EXERCISE PROMPT> Note how many lines hold the string "从其师陈子龙起兵太湖" and give that number without any other words.
"""
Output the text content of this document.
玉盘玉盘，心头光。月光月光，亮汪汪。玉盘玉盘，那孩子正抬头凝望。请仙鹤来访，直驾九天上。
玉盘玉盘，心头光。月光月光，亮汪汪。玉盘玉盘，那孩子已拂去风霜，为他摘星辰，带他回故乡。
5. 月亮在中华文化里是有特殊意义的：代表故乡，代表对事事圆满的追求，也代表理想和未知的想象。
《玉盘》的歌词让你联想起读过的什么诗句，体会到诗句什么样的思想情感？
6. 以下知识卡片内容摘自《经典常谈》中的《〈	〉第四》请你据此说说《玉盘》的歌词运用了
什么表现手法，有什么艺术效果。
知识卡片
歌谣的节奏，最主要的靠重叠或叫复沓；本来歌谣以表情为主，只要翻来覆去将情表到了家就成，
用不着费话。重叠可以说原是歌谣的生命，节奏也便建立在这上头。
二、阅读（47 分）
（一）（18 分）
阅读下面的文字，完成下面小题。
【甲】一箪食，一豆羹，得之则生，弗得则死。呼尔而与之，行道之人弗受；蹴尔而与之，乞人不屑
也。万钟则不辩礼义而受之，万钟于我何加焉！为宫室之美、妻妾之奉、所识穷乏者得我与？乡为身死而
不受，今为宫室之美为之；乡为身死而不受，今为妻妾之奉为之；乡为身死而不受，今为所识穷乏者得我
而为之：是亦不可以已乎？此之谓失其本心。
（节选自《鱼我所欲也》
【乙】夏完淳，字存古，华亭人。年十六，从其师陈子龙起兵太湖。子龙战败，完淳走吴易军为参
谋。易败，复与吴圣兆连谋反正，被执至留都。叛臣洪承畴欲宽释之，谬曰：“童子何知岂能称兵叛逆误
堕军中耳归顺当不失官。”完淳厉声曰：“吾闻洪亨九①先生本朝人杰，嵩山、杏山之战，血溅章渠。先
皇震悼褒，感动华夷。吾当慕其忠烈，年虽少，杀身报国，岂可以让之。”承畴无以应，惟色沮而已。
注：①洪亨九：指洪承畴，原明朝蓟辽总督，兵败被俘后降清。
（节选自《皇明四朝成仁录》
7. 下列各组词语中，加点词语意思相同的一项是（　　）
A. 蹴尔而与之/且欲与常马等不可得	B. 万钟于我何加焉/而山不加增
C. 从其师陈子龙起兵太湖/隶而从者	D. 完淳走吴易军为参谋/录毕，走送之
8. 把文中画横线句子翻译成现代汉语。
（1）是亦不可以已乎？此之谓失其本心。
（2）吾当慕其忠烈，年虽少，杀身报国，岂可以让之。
"""
SOLUTION FOR THIS EXERCISE> 2